*To be done*
Copy out all of the material exactly as presented.

*Exercise inputs*
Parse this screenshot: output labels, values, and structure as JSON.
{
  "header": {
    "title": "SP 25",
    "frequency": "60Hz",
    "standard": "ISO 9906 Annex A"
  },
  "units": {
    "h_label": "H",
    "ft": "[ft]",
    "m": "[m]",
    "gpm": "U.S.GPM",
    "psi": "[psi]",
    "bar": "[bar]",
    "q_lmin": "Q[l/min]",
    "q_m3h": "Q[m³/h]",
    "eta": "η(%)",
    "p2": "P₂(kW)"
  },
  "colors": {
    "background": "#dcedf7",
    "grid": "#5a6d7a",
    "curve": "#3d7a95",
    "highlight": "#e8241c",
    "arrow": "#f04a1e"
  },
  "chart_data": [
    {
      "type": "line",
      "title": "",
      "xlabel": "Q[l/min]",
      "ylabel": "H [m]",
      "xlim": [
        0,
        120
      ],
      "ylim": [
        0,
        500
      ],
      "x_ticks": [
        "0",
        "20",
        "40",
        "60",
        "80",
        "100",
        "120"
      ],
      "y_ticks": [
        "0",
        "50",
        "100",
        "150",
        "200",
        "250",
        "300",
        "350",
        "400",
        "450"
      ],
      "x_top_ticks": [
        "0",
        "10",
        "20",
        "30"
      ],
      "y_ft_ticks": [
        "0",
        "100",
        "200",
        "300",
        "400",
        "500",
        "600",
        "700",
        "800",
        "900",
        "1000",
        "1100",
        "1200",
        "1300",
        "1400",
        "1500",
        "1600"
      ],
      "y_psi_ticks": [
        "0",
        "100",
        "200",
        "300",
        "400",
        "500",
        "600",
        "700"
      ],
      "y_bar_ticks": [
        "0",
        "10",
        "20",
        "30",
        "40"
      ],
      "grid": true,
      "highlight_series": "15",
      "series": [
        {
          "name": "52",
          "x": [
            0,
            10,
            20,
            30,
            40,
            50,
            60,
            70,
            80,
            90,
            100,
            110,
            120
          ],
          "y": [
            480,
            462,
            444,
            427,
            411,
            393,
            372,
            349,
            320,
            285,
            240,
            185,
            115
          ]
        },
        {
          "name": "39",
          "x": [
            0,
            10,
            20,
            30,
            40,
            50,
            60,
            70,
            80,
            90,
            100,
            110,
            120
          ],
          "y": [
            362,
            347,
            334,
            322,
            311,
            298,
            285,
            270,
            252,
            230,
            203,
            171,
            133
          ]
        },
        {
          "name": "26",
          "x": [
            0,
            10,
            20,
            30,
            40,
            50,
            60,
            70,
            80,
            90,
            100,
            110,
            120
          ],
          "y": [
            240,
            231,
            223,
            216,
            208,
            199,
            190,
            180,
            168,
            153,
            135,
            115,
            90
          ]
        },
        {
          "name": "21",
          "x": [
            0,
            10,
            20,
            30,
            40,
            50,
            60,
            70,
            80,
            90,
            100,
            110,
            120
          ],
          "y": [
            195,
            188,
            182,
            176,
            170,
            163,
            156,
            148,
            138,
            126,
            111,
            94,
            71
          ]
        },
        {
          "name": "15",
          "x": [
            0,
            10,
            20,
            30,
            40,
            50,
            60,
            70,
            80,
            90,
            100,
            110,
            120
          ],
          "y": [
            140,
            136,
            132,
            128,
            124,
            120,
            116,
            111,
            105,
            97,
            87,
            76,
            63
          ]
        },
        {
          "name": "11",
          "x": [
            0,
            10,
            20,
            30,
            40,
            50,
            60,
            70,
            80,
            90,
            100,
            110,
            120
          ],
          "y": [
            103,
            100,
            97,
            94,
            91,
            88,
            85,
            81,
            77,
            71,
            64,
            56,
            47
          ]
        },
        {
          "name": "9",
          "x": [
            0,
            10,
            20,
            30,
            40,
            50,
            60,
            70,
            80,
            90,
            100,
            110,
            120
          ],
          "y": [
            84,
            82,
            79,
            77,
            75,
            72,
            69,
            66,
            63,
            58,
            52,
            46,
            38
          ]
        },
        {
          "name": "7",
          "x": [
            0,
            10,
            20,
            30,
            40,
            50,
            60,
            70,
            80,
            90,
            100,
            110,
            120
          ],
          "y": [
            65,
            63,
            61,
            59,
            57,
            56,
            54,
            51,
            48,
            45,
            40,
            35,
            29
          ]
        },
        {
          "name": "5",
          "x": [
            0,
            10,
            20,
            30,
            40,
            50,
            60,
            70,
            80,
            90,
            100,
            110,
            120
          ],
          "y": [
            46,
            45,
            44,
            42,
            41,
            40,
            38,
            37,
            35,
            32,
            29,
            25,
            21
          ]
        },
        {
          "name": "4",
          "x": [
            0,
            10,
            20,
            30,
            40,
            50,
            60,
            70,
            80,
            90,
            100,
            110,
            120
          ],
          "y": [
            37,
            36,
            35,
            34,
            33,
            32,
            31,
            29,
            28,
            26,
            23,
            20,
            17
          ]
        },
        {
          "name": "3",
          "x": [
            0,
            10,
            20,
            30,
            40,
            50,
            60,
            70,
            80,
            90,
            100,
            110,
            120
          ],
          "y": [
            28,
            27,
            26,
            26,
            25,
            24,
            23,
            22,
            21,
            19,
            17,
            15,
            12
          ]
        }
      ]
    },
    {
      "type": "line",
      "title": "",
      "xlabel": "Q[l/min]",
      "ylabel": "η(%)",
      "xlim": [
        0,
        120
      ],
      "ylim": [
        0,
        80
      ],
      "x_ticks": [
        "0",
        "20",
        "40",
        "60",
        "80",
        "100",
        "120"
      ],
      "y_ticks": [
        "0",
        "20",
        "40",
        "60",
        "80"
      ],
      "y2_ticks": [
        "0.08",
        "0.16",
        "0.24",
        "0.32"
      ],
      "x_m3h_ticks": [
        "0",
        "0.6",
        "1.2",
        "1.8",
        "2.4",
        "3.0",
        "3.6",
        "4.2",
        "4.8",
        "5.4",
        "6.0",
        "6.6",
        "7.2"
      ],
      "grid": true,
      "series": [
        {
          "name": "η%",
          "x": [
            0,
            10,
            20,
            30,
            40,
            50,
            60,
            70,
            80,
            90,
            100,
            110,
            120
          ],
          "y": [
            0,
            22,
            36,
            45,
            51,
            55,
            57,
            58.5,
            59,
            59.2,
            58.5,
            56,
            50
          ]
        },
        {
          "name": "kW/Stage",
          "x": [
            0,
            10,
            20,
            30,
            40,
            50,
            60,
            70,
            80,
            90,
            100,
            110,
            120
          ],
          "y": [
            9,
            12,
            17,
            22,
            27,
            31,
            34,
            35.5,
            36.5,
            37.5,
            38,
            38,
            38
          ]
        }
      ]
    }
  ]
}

*Response below*
Parse this screenshot: output labels, values, and structure as JSON.
{
  "header": {
    "title": "SP 25",
    "frequency": "60Hz",
    "standard": "ISO 9906 Annex A"
  },
  "units": {
    "h_label": "H",
    "ft": "[ft]",
    "m": "[m]",
    "gpm": "U.S.GPM",
    "psi": "[psi]",
    "bar": "[bar]",
    "q_lmin": "Q[l/min]",
    "q_m3h": "Q[m³/h]",
    "eta": "η(%)",
    "p2": "P₂(kW)"
  },
  "colors": {
    "background": "#dcedf7",
    "grid": "#5a6d7a",
    "curve": "#3d7a95",
    "highlight": "#e8241c",
    "arrow": "#f04a1e"
  },
  "chart_data": [
    {
      "type": "line",
      "title": "",
      "xlabel": "Q[l/min]",
      "ylabel": "H [m]",
      "xlim": [
        0,
        120
      ],
      "ylim": [
        0,
        500
      ],
      "x_ticks": [
        "0",
        "20",
        "40",
        "60",
        "80",
        "100",
        "120"
      ],
      "y_ticks": [
        "0",
        "50",
        "100",
        "150",
        "200",
        "250",
        "300",
        "350",
        "400",
        "450"
      ],
      "x_top_ticks": [
        "0",
        "10",
        "20",
        "30"
      ],
      "y_ft_ticks": [
        "0",
        "100",
        "200",
        "300",
        "400",
        "500",
        "600",
        "700",
        "800",
        "900",
        "1000",
        "1100",
        "1200",
        "1300",
        "1400",
        "1500",
        "1600"
      ],
      "y_psi_ticks": [
        "0",
        "100",
        "200",
        "300",
        "400",
        "500",
        "600",
        "700"
      ],
      "y_bar_ticks": [
        "0",
        "10",
        "20",
        "30",
        "40"
      ],
      "grid": true,
      "highlight_series": "15",
      "series": [
        {
          "name": "52",
          "x": [
            0,
            10,
            20,
            30,
            40,
            50,
            60,
            70,
            80,
            90,
            100,
            110,
            120
          ],
          "y": [
            480,
            462,
            444,
            427,
            411,
            393,
            372,
            349,
            320,
            285,
            240,
            185,
            115
          ]
        },
        {
          "name": "39",
          "x": [
            0,
            10,
            20,
            30,
            40,
            50,
            60,
            70,
            80,
            90,
            100,
            110,
            120
          ],
          "y": [
            362,
            347,
            334,
            322,
            311,
            298,
            285,
            270,
            252,
            230,
            203,
            171,
            133
          ]
        },
        {
          "name": "26",
          "x": [
            0,
            10,
            20,
            30,
            40,
            50,
            60,
            70,
            80,
            90,
            100,
            110,
            120
          ],
          "y": [
            240,
            231,
            223,
            216,
            208,
            199,
            190,
            180,
            168,
            153,
            135,
            115,
            90
          ]
        },
        {
          "name": "21",
          "x": [
            0,
            10,
            20,
            30,
            40,
            50,
            60,
            70,
            80,
            90,
            100,
            110,
            120
          ],
          "y": [
            195,
            188,
            182,
            176,
            170,
            163,
            156,
            148,
            138,
            126,
            111,
            94,
            71
          ]
        },
        {
          "name": "15",
          "x": [
            0,
            10,
            20,
            30,
            40,
            50,
            60,
            70,
            80,
            90,
            100,
            110,
            120
          ],
          "y": [
            140,
            136,
            132,
            128,
            124,
            120,
            116,
            111,
            105,
            97,
            87,
            76,
            63
          ]
        },
        {
          "name": "11",
          "x": [
            0,
            10,
            20,
            30,
            40,
            50,
            60,
            70,
            80,
            90,
            100,
            110,
            120
          ],
          "y": [
            103,
            100,
            97,
            94,
            91,
            88,
            85,
            81,
            77,
            71,
            64,
            56,
            47
          ]
        },
        {
          "name": "9",
          "x": [
            0,
            10,
            20,
            30,
            40,
            50,
            60,
            70,
            80,
            90,
            100,
            110,
            120
          ],
          "y": [
            84,
            82,
            79,
            77,
            75,
            72,
            69,
            66,
            63,
            58,
            52,
            46,
            38
          ]
        },
        {
          "name": "7",
          "x": [
            0,
            10,
            20,
            30,
            40,
            50,
            60,
            70,
            80,
            90,
            100,
            110,
            120
          ],
          "y": [
            65,
            63,
            61,
            59,
            57,
            56,
            54,
            51,
            48,
            45,
            40,
            35,
            29
          ]
        },
        {
          "name": "5",
          "x": [
            0,
            10,
            20,
            30,
            40,
            50,
            60,
            70,
            80,
            90,
            100,
            110,
            120
          ],
          "y": [
            46,
            45,
            44,
            42,
            41,
            40,
            38,
            37,
            35,
            32,
            29,
            25,
            21
          ]
        },
        {
          "name": "4",
          "x": [
            0,
            10,
            20,
            30,
            40,
            50,
            60,
            70,
            80,
            90,
            100,
            110,
            120
          ],
          "y": [
            37,
            36,
            35,
            34,
            33,
            32,
            31,
            29,
            28,
            26,
            23,
            20,
            17
          ]
        },
        {
          "name": "3",
          "x": [
            0,
            10,
            20,
            30,
            40,
            50,
            60,
            70,
            80,
            90,
            100,
            110,
            120
          ],
          "y": [
            28,
            27,
            26,
            26,
            25,
            24,
            23,
            22,
            21,
            19,
            17,
            15,
            12
          ]
        }
      ]
    },
    {
      "type": "line",
      "title": "",
      "xlabel": "Q[l/min]",
      "ylabel": "η(%)",
      "xlim": [
        0,
        120
      ],
      "ylim": [
        0,
        80
      ],
      "x_ticks": [
        "0",
        "20",
        "40",
        "60",
        "80",
        "100",
        "120"
      ],
      "y_ticks": [
        "0",
        "20",
        "40",
        "60",
        "80"
      ],
      "y2_ticks": [
        "0.08",
        "0.16",
        "0.24",
        "0.32"
      ],
      "x_m3h_ticks": [
        "0",
        "0.6",
        "1.2",
        "1.8",
        "2.4",
        "3.0",
        "3.6",
        "4.2",
        "4.8",
        "5.4",
        "6.0",
        "6.6",
        "7.2"
      ],
      "grid": true,
      "series": [
        {
          "name": "η%",
          "x": [
            0,
            10,
            20,
            30,
            40,
            50,
            60,
            70,
            80,
            90,
            100,
            110,
            120
          ],
          "y": [
            0,
            22,
            36,
            45,
            51,
            55,
            57,
            58.5,
            59,
            59.2,
            58.5,
            56,
            50
          ]
        },
        {
          "name": "kW/Stage",
          "x": [
            0,
            10,
            20,
            30,
            40,
            50,
            60,
            70,
            80,
            90,
            100,
            110,
            120
          ],
          "y": [
            9,
            12,
            17,
            22,
            27,
            31,
            34,
            35.5,
            36.5,
            37.5,
            38,
            38,
            38
          ]
        }
      ]
    }
  ]
}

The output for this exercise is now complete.